━━━ Task inputs ━━━
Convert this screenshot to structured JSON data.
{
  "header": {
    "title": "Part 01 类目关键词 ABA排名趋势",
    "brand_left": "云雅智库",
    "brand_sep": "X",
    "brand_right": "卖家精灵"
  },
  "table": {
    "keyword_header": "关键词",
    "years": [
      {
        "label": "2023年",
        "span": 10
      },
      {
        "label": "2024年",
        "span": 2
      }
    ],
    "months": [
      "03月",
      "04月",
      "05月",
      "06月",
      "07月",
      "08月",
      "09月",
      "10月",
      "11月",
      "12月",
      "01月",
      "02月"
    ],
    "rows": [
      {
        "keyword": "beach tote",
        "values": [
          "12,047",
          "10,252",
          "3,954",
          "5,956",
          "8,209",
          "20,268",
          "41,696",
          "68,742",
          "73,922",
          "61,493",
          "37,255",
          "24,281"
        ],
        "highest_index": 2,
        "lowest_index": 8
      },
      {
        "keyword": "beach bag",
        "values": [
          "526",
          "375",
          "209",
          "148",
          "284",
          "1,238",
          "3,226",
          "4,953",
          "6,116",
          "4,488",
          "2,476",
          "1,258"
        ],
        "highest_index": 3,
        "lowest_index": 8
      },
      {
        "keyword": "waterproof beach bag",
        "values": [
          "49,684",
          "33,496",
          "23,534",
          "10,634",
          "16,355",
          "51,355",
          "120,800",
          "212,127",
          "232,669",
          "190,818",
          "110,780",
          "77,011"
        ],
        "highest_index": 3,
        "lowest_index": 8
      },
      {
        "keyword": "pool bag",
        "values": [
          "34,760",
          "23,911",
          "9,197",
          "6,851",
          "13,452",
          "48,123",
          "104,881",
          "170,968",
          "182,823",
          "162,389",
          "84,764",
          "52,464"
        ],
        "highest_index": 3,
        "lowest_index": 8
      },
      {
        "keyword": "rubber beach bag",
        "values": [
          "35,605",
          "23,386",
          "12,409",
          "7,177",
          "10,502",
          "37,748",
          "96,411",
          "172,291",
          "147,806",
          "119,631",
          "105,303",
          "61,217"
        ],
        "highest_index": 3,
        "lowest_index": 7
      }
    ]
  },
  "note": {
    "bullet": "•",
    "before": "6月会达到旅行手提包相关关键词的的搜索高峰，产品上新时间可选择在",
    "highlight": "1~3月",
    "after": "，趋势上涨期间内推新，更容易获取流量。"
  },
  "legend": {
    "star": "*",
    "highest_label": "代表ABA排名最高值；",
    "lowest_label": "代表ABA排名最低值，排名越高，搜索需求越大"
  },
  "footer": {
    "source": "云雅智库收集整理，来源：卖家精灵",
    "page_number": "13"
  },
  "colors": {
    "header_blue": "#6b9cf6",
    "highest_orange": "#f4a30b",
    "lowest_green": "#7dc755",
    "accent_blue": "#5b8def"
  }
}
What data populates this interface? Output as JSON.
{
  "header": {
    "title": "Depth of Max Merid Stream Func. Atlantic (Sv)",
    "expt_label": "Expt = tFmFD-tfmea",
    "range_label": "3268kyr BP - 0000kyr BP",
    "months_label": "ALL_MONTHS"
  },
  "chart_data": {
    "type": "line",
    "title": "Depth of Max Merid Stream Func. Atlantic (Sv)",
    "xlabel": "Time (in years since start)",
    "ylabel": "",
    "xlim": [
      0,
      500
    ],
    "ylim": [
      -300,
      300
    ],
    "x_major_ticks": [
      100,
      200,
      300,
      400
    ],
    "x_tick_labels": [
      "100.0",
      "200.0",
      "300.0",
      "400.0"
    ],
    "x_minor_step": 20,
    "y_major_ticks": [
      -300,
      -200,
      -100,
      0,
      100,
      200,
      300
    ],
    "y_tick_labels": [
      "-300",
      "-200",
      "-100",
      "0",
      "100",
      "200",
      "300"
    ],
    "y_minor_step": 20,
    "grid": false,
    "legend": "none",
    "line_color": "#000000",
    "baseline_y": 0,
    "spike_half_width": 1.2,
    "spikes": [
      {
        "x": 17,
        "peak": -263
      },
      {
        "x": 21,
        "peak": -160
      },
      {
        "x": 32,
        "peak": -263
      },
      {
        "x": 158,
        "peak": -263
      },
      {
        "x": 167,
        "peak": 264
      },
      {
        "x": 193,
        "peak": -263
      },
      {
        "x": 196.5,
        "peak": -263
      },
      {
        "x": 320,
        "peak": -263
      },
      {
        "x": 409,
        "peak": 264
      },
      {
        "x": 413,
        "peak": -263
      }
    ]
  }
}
━━━
*Your instructions*
All of the data must be returned exactly.

*Result of the task*
Convert this screenshot to structured JSON data.
{
  "header": {
    "title": "Part 01 类目关键词 ABA排名趋势",
    "brand_left": "云雅智库",
    "brand_sep": "X",
    "brand_right": "卖家精灵"
  },
  "table": {
    "keyword_header": "关键词",
    "years": [
      {
        "label": "2023年",
        "span": 10
      },
      {
        "label": "2024年",
        "span": 2
      }
    ],
    "months": [
      "03月",
      "04月",
      "05月",
      "06月",
      "07月",
      "08月",
      "09月",
      "10月",
      "11月",
      "12月",
      "01月",
      "02月"
    ],
    "rows": [
      {
        "keyword": "beach tote",
        "values": [
          "12,047",
          "10,252",
          "3,954",
          "5,956",
          "8,209",
          "20,268",
          "41,696",
          "68,742",
          "73,922",
          "61,493",
          "37,255",
          "24,281"
        ],
        "highest_index": 2,
        "lowest_index": 8
      },
      {
        "keyword": "beach bag",
        "values": [
          "526",
          "375",
          "209",
          "148",
          "284",
          "1,238",
          "3,226",
          "4,953",
          "6,116",
          "4,488",
          "2,476",
          "1,258"
        ],
        "highest_index": 3,
        "lowest_index": 8
      },
      {
        "keyword": "waterproof beach bag",
        "values": [
          "49,684",
          "33,496",
          "23,534",
          "10,634",
          "16,355",
          "51,355",
          "120,800",
          "212,127",
          "232,669",
          "190,818",
          "110,780",
          "77,011"
        ],
        "highest_index": 3,
        "lowest_index": 8
      },
      {
        "keyword": "pool bag",
        "values": [
          "34,760",
          "23,911",
          "9,197",
          "6,851",
          "13,452",
          "48,123",
          "104,881",
          "170,968",
          "182,823",
          "162,389",
          "84,764",
          "52,464"
        ],
        "highest_index": 3,
        "lowest_index": 8
      },
      {
        "keyword": "rubber beach bag",
        "values": [
          "35,605",
          "23,386",
          "12,409",
          "7,177",
          "10,502",
          "37,748",
          "96,411",
          "172,291",
          "147,806",
          "119,631",
          "105,303",
          "61,217"
        ],
        "highest_index": 3,
        "lowest_index": 7
      }
    ]
  },
  "note": {
    "bullet": "•",
    "before": "6月会达到旅行手提包相关关键词的的搜索高峰，产品上新时间可选择在",
    "highlight": "1~3月",
    "after": "，趋势上涨期间内推新，更容易获取流量。"
  },
  "legend": {
    "star": "*",
    "highest_label": "代表ABA排名最高值；",
    "lowest_label": "代表ABA排名最低值，排名越高，搜索需求越大"
  },
  "footer": {
    "source": "云雅智库收集整理，来源：卖家精灵",
    "page_number": "13"
  },
  "colors": {
    "header_blue": "#6b9cf6",
    "highest_orange": "#f4a30b",
    "lowest_green": "#7dc755",
    "accent_blue": "#5b8def"
  }
}
What data populates this interface? Output as JSON.
{
  "header": {
    "title": "Depth of Max Merid Stream Func. Atlantic (Sv)",
    "expt_label": "Expt = tFmFD-tfmea",
    "range_label": "3268kyr BP - 0000kyr BP",
    "months_label": "ALL_MONTHS"
  },
  "chart_data": {
    "type": "line",
    "title": "Depth of Max Merid Stream Func. Atlantic (Sv)",
    "xlabel": "Time (in years since start)",
    "ylabel": "",
    "xlim": [
      0,
      500
    ],
    "ylim": [
      -300,
      300
    ],
    "x_major_ticks": [
      100,
      200,
      300,
      400
    ],
    "x_tick_labels": [
      "100.0",
      "200.0",
      "300.0",
      "400.0"
    ],
    "x_minor_step": 20,
    "y_major_ticks": [
      -300,
      -200,
      -100,
      0,
      100,
      200,
      300
    ],
    "y_tick_labels": [
      "-300",
      "-200",
      "-100",
      "0",
      "100",
      "200",
      "300"
    ],
    "y_minor_step": 20,
    "grid": false,
    "legend": "none",
    "line_color": "#000000",
    "baseline_y": 0,
    "spike_half_width": 1.2,
    "spikes": [
      {
        "x": 17,
        "peak": -263
      },
      {
        "x": 21,
        "peak": -160
      },
      {
        "x": 32,
        "peak": -263
      },
      {
        "x": 158,
        "peak": -263
      },
      {
        "x": 167,
        "peak": 264
      },
      {
        "x": 193,
        "peak": -263
      },
      {
        "x": 196.5,
        "peak": -263
      },
      {
        "x": 320,
        "peak": -263
      },
      {
        "x": 409,
        "peak": 264
      },
      {
        "x": 413,
        "peak": -263
      }
    ]
  }
}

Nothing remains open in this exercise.